Repeat the lines between the one containing "Extract all elements" and the one containing "term-label: 履行期限： bbox=[141, 517, 226, 537]", inclusive, with no changes.

** Begin **

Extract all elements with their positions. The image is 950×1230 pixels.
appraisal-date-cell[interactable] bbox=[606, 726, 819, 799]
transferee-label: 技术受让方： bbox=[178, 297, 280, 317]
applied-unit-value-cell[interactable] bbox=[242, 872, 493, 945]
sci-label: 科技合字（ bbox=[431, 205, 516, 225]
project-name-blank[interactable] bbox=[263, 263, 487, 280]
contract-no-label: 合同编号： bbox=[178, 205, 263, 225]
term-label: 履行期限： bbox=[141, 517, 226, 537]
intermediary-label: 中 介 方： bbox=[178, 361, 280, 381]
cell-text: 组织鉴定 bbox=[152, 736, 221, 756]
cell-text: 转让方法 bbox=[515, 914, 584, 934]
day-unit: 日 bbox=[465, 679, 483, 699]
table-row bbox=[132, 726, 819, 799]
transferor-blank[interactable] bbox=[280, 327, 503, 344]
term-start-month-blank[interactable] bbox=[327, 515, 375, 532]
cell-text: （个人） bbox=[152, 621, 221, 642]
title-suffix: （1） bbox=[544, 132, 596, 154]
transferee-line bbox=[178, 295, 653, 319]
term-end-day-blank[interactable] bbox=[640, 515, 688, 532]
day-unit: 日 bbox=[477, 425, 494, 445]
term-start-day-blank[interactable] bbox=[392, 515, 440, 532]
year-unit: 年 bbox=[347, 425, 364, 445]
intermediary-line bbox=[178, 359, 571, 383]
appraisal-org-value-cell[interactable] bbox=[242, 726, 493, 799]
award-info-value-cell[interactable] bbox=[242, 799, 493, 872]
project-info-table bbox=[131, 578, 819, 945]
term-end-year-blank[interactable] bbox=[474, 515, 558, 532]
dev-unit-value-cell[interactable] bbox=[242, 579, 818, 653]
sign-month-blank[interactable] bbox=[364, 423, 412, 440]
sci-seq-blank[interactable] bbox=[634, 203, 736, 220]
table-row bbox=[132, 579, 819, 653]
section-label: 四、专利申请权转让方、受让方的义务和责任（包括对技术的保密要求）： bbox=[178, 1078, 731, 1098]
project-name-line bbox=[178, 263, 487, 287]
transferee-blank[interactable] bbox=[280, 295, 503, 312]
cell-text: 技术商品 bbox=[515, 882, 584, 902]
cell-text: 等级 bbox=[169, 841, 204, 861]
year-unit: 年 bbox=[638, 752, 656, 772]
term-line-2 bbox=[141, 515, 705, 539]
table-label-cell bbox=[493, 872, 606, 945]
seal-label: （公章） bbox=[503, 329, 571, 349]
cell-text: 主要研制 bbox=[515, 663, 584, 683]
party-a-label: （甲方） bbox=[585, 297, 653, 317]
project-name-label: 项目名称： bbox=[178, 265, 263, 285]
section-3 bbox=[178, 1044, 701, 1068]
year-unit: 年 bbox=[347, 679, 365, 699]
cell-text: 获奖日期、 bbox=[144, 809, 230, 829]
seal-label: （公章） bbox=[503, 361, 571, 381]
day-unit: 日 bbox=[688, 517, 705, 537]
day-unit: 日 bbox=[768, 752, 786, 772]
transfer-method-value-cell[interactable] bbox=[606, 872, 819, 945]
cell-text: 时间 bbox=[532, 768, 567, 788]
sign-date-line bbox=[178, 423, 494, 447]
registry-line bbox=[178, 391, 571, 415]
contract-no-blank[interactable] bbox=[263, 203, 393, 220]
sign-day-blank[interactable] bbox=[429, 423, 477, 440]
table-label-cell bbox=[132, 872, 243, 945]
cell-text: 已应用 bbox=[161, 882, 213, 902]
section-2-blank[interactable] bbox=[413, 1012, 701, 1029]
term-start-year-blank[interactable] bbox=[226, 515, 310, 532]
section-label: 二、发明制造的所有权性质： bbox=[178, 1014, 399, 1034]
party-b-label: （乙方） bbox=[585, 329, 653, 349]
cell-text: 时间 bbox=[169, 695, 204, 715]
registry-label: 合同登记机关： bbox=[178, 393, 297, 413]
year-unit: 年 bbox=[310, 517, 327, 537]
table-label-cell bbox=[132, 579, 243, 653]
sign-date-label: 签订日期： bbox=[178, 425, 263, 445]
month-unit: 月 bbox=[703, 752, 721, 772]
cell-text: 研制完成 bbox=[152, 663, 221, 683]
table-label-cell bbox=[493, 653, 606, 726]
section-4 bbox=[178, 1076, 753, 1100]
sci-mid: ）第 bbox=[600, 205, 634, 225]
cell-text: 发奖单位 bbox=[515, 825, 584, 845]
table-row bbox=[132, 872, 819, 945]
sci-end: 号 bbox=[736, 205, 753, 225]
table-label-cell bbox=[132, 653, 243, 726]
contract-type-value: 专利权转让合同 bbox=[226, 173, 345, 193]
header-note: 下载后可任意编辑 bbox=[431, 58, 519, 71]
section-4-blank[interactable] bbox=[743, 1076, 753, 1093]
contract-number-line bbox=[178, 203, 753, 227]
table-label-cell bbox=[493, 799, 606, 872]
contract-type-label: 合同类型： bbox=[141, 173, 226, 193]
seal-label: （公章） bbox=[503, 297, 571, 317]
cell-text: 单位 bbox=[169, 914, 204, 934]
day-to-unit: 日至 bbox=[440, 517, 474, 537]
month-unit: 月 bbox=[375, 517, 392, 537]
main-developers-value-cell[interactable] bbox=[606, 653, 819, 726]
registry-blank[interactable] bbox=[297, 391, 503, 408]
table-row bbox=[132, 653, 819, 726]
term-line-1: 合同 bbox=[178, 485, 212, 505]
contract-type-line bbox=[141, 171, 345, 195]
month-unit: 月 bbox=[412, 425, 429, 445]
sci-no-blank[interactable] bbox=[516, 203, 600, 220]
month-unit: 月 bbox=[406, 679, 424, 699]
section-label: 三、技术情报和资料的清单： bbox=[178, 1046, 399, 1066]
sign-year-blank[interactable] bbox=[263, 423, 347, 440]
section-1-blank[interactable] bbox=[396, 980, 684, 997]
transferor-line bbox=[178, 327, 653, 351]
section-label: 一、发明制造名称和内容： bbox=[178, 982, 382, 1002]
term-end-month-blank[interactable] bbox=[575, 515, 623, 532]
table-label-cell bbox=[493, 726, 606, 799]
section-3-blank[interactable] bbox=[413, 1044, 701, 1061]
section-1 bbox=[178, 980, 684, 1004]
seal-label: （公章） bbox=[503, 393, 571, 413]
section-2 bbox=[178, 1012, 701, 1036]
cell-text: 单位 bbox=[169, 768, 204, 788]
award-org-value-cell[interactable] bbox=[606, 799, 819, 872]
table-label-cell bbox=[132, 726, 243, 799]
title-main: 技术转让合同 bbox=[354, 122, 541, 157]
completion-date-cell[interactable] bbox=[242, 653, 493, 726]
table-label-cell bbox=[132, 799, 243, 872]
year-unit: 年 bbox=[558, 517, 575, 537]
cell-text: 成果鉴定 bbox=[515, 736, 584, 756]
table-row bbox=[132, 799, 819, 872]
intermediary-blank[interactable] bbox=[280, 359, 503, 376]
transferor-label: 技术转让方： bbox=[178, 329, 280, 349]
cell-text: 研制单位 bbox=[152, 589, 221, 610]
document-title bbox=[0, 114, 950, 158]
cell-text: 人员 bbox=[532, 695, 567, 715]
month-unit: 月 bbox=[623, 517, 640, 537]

** End **
** Begin **

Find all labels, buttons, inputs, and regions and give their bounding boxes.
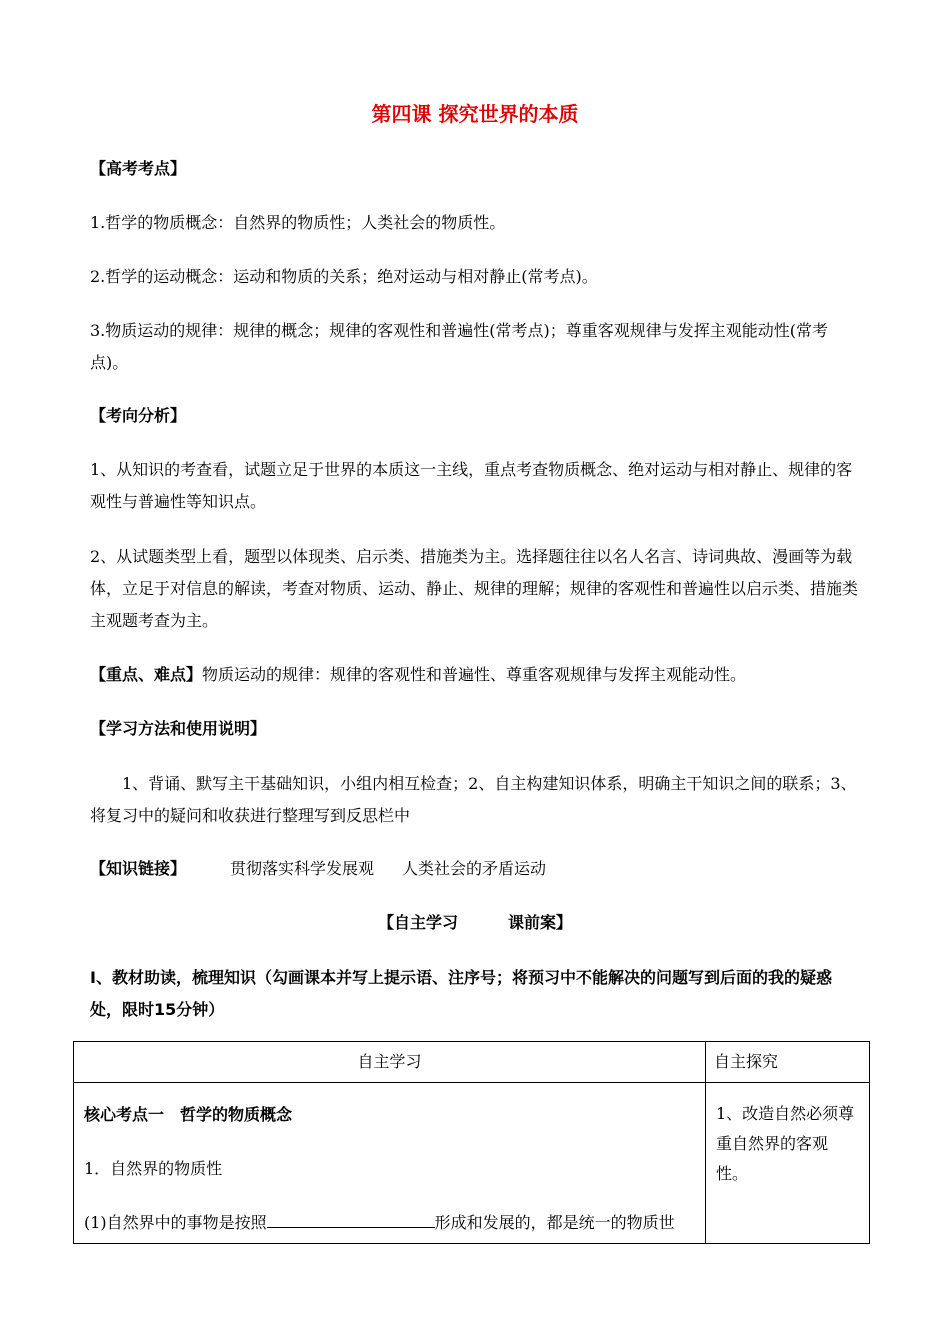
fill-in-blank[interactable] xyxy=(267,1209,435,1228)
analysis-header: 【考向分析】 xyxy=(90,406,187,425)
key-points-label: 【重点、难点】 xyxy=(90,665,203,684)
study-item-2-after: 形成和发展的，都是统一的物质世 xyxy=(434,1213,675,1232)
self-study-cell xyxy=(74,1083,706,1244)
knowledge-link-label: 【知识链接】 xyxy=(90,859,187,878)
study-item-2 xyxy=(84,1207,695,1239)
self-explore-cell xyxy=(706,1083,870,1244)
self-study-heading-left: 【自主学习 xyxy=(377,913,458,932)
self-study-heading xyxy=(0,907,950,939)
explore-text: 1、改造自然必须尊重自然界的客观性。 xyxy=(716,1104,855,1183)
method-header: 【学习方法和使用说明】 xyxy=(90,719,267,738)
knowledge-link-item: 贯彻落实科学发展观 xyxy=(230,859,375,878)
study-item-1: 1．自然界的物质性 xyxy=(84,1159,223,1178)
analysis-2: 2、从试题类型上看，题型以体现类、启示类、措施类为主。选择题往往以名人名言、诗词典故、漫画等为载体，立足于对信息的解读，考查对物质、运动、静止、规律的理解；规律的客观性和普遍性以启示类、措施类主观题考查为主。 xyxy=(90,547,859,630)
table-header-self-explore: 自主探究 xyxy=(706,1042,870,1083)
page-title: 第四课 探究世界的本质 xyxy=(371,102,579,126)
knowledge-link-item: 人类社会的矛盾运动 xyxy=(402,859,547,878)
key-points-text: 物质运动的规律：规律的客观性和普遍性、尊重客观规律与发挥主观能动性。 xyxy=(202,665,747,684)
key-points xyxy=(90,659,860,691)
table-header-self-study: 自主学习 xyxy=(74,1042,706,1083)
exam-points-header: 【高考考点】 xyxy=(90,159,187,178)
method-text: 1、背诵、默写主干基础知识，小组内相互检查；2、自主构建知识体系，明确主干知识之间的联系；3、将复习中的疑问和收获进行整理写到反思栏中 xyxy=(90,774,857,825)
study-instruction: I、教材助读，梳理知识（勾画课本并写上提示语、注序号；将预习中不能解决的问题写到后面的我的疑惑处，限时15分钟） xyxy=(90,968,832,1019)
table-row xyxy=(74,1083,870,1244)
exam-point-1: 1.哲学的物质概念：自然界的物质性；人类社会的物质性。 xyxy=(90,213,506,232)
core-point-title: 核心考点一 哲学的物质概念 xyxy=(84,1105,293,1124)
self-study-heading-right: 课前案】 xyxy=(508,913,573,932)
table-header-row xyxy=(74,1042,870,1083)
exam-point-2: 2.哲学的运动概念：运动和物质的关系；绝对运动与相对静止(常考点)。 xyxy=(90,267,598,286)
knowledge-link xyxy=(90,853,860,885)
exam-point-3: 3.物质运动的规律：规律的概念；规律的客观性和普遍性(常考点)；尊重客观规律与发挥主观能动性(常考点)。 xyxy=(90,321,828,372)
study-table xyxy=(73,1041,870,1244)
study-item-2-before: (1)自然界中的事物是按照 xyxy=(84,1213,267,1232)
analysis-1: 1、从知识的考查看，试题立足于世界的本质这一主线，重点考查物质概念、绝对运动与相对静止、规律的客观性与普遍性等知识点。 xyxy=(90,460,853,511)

** End **

--- Task solution ---
Extract all elements with their positions. The image is 950×1230 pixels.
appraisal-date-cell[interactable] bbox=[606, 726, 819, 799]
transferee-label: 技术受让方： bbox=[178, 297, 280, 317]
applied-unit-value-cell[interactable] bbox=[242, 872, 493, 945]
sci-label: 科技合字（ bbox=[431, 205, 516, 225]
project-name-blank[interactable] bbox=[263, 263, 487, 280]
contract-no-label: 合同编号： bbox=[178, 205, 263, 225]
term-label: 履行期限： bbox=[141, 517, 226, 537]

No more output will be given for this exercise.